> Provided material
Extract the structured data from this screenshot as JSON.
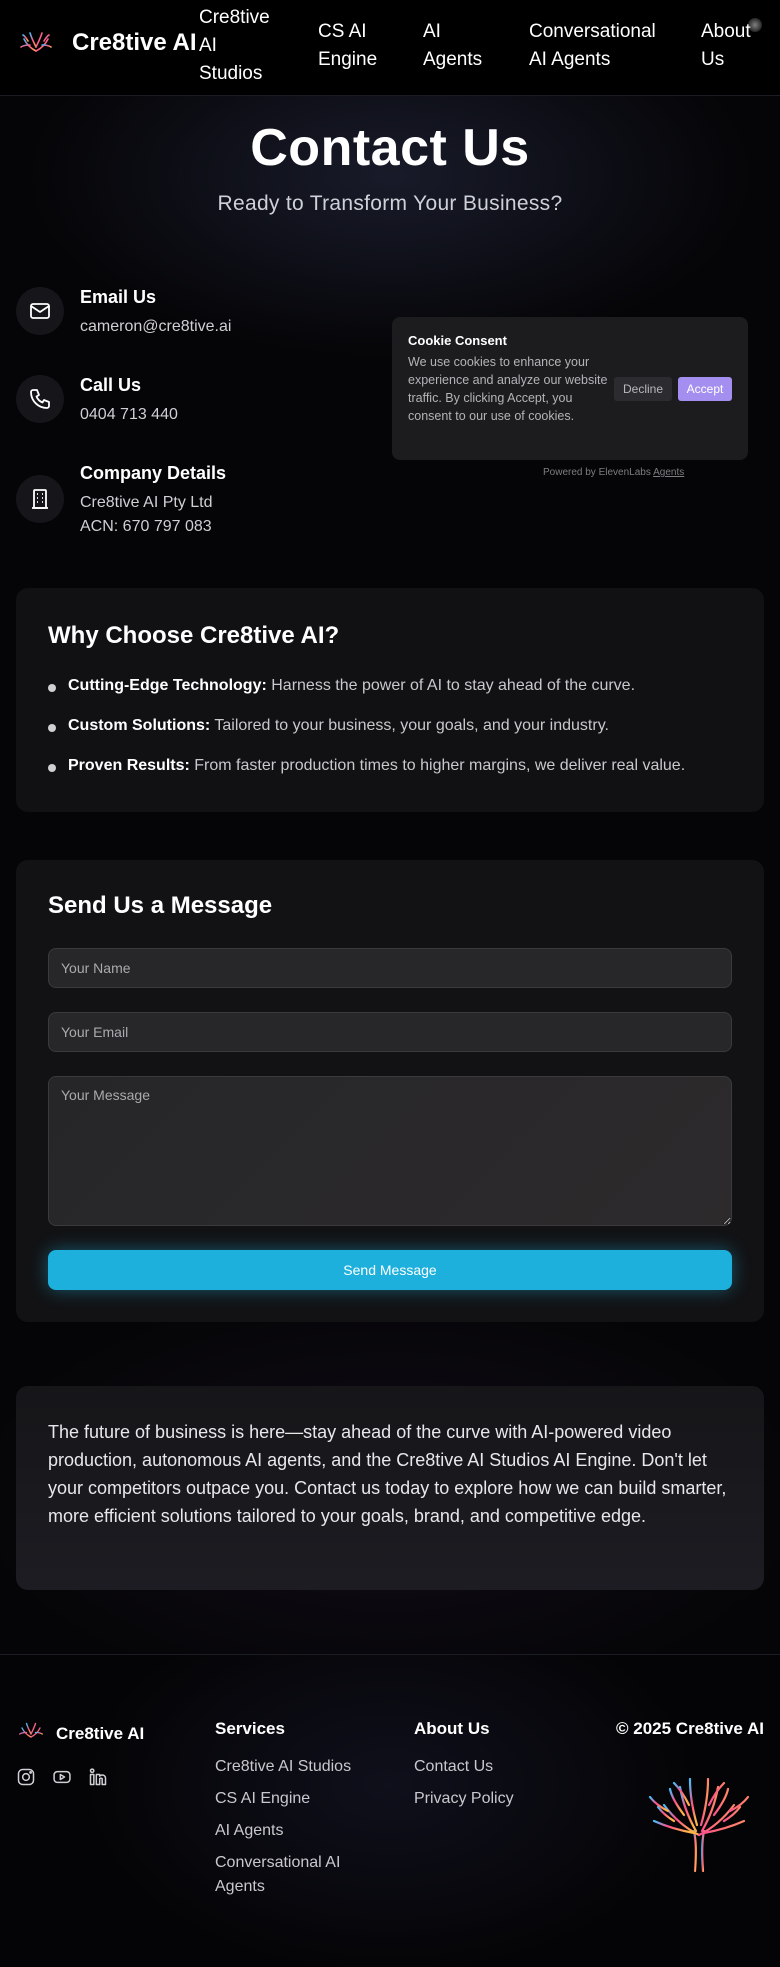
{
  "nav": {
    "brand": "Cre8tive AI",
    "links": [
      {
        "label": "Cre8tive AI Studios"
      },
      {
        "label": "CS AI Engine"
      },
      {
        "label": "AI Agents"
      },
      {
        "label": "Conversational AI Agents"
      },
      {
        "label": "About Us"
      }
    ]
  },
  "hero": {
    "title": "Contact Us",
    "subtitle": "Ready to Transform Your Business?"
  },
  "contact": {
    "email": {
      "title": "Email Us",
      "value": "cameron@cre8tive.ai",
      "icon": "mail-icon"
    },
    "call": {
      "title": "Call Us",
      "value": "0404 713 440",
      "icon": "phone-icon"
    },
    "company": {
      "title": "Company Details",
      "line1": "Cre8tive AI Pty Ltd",
      "line2": "ACN: 670 797 083",
      "icon": "building-icon"
    }
  },
  "cookie": {
    "title": "Cookie Consent",
    "body": "We use cookies to enhance your experience and analyze our website traffic. By clicking Accept, you consent to our use of cookies.",
    "decline": "Decline",
    "accept": "Accept",
    "powered_prefix": "Powered by ElevenLabs",
    "powered_link": "Agents"
  },
  "why": {
    "title": "Why Choose Cre8tive AI?",
    "items": [
      {
        "bold": "Cutting-Edge Technology:",
        "text": "Harness the power of AI to stay ahead of the curve."
      },
      {
        "bold": "Custom Solutions:",
        "text": "Tailored to your business, your goals, and your industry."
      },
      {
        "bold": "Proven Results:",
        "text": "From faster production times to higher margins, we deliver real value."
      }
    ]
  },
  "form": {
    "title": "Send Us a Message",
    "name_placeholder": "Your Name",
    "email_placeholder": "Your Email",
    "message_placeholder": "Your Message",
    "submit": "Send Message"
  },
  "future": {
    "text": "The future of business is here—stay ahead of the curve with AI-powered video production, autonomous AI agents, and the Cre8tive AI Studios AI Engine. Don't let your competitors outpace you. Contact us today to explore how we can build smarter, more efficient solutions tailored to your goals, brand, and competitive edge."
  },
  "footer": {
    "brand": "Cre8tive AI",
    "social": [
      "instagram-icon",
      "youtube-icon",
      "linkedin-icon"
    ],
    "services": {
      "heading": "Services",
      "links": [
        "Cre8tive AI Studios",
        "CS AI Engine",
        "AI Agents",
        "Conversational AI Agents"
      ]
    },
    "about": {
      "heading": "About Us",
      "links": [
        "Contact Us",
        "Privacy Policy"
      ]
    },
    "copyright": "© 2025 Cre8tive AI"
  },
  "colors": {
    "accent": "#1eb0dd",
    "cookie_accept": "#a48ff0",
    "background": "#050507"
  }
}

> Problem to solve
Leave out the pictures and copy every record above exactly.

> Answer
Extract the structured data from this screenshot as JSON.
{
  "nav": {
    "brand": "Cre8tive AI",
    "links": [
      {
        "label": "Cre8tive AI Studios"
      },
      {
        "label": "CS AI Engine"
      },
      {
        "label": "AI Agents"
      },
      {
        "label": "Conversational AI Agents"
      },
      {
        "label": "About Us"
      }
    ]
  },
  "hero": {
    "title": "Contact Us",
    "subtitle": "Ready to Transform Your Business?"
  },
  "contact": {
    "email": {
      "title": "Email Us",
      "value": "cameron@cre8tive.ai",
      "icon": "mail-icon"
    },
    "call": {
      "title": "Call Us",
      "value": "0404 713 440",
      "icon": "phone-icon"
    },
    "company": {
      "title": "Company Details",
      "line1": "Cre8tive AI Pty Ltd",
      "line2": "ACN: 670 797 083",
      "icon": "building-icon"
    }
  },
  "cookie": {
    "title": "Cookie Consent",
    "body": "We use cookies to enhance your experience and analyze our website traffic. By clicking Accept, you consent to our use of cookies.",
    "decline": "Decline",
    "accept": "Accept",
    "powered_prefix": "Powered by ElevenLabs",
    "powered_link": "Agents"
  },
  "why": {
    "title": "Why Choose Cre8tive AI?",
    "items": [
      {
        "bold": "Cutting-Edge Technology:",
        "text": "Harness the power of AI to stay ahead of the curve."
      },
      {
        "bold": "Custom Solutions:",
        "text": "Tailored to your business, your goals, and your industry."
      },
      {
        "bold": "Proven Results:",
        "text": "From faster production times to higher margins, we deliver real value."
      }
    ]
  },
  "form": {
    "title": "Send Us a Message",
    "name_placeholder": "Your Name",
    "email_placeholder": "Your Email",
    "message_placeholder": "Your Message",
    "submit": "Send Message"
  },
  "future": {
    "text": "The future of business is here—stay ahead of the curve with AI-powered video production, autonomous AI agents, and the Cre8tive AI Studios AI Engine. Don't let your competitors outpace you. Contact us today to explore how we can build smarter, more efficient solutions tailored to your goals, brand, and competitive edge."
  },
  "footer": {
    "brand": "Cre8tive AI",
    "social": [
      "instagram-icon",
      "youtube-icon",
      "linkedin-icon"
    ],
    "services": {
      "heading": "Services",
      "links": [
        "Cre8tive AI Studios",
        "CS AI Engine",
        "AI Agents",
        "Conversational AI Agents"
      ]
    },
    "about": {
      "heading": "About Us",
      "links": [
        "Contact Us",
        "Privacy Policy"
      ]
    },
    "copyright": "© 2025 Cre8tive AI"
  },
  "colors": {
    "accent": "#1eb0dd",
    "cookie_accept": "#a48ff0",
    "background": "#050507"
  }
}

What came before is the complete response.